Locate every line below that contains the word "screenshot" and copy it.

-- start of Record extracts --

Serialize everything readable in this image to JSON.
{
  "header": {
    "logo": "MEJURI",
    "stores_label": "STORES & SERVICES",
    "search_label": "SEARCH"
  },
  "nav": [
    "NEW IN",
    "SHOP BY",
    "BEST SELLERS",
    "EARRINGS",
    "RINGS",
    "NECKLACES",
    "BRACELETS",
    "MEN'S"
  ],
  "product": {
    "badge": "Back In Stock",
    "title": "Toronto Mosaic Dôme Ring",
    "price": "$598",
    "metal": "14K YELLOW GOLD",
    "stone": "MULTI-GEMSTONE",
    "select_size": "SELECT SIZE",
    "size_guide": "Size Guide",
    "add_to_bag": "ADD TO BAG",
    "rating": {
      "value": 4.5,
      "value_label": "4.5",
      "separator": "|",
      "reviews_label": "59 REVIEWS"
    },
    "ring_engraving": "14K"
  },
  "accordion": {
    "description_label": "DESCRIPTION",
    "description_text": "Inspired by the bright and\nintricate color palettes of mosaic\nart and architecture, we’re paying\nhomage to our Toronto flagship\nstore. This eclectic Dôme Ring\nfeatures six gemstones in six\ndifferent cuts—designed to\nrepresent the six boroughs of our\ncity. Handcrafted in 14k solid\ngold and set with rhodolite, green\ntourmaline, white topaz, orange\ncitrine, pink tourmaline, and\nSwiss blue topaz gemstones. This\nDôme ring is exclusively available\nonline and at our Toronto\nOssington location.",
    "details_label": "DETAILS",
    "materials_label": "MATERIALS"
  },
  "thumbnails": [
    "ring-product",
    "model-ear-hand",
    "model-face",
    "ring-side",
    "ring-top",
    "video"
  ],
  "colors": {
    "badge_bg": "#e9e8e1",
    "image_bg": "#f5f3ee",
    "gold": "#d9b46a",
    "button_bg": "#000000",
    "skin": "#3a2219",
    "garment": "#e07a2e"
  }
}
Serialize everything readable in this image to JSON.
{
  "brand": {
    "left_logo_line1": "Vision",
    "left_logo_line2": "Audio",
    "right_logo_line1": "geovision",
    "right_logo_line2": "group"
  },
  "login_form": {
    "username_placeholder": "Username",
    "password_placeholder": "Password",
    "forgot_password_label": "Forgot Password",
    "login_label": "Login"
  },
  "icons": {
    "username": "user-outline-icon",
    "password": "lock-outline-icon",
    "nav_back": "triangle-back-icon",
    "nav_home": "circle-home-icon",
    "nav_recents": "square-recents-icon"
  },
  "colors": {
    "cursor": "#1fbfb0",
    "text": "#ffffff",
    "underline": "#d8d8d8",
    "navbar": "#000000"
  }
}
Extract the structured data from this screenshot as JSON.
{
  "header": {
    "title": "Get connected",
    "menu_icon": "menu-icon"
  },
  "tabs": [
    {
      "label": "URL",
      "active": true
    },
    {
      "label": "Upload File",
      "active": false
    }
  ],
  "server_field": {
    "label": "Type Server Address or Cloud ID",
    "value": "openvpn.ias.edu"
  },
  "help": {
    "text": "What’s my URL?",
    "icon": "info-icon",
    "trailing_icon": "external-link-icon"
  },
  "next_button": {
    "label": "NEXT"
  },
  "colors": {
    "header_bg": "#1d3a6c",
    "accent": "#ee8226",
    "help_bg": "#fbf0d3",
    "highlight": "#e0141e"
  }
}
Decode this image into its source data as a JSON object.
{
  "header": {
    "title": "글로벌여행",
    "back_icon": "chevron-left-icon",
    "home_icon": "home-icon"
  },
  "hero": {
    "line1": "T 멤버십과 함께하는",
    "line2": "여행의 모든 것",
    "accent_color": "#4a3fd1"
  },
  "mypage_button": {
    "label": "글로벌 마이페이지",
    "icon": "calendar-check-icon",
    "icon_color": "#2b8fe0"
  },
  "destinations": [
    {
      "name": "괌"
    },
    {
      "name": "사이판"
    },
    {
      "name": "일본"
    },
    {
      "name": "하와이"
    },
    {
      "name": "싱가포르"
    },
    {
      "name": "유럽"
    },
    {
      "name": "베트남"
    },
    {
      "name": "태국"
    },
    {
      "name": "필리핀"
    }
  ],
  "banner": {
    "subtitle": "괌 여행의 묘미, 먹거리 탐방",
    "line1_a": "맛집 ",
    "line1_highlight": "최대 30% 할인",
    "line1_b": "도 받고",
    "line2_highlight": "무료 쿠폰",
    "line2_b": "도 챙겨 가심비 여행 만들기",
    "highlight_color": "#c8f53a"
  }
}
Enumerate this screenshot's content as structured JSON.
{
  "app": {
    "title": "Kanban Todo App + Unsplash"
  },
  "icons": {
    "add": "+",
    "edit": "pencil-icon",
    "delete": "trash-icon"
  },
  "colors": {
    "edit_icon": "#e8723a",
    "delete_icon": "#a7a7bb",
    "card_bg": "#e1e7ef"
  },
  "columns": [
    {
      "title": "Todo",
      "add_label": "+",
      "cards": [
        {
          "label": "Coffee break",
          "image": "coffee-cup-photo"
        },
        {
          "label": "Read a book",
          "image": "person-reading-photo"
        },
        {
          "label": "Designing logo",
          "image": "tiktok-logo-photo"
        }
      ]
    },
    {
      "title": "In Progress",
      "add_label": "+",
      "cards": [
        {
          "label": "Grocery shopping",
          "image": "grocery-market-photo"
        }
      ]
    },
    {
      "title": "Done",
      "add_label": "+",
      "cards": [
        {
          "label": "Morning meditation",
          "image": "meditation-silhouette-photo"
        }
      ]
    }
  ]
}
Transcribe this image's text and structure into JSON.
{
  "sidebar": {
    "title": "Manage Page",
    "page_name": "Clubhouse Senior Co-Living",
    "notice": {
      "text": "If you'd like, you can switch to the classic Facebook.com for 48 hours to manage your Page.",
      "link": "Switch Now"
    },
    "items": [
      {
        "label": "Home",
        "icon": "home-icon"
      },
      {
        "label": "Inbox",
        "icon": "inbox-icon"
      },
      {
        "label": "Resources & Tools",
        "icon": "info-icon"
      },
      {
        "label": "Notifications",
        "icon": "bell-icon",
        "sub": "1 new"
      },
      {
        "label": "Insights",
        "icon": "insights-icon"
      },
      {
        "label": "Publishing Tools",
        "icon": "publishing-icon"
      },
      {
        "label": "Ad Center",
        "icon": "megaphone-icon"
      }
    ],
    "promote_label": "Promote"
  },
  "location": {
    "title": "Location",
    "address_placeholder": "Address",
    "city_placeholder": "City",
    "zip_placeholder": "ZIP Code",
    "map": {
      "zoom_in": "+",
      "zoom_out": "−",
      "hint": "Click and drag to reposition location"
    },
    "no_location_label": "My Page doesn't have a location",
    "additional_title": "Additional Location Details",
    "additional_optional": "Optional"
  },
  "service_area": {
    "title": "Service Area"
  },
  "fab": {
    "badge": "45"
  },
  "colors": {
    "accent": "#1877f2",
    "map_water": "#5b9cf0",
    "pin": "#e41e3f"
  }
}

-- end of Record extracts --

**Worked answer**
Extract the structured data from this screenshot as JSON.
Enumerate this screenshot's content as structured JSON.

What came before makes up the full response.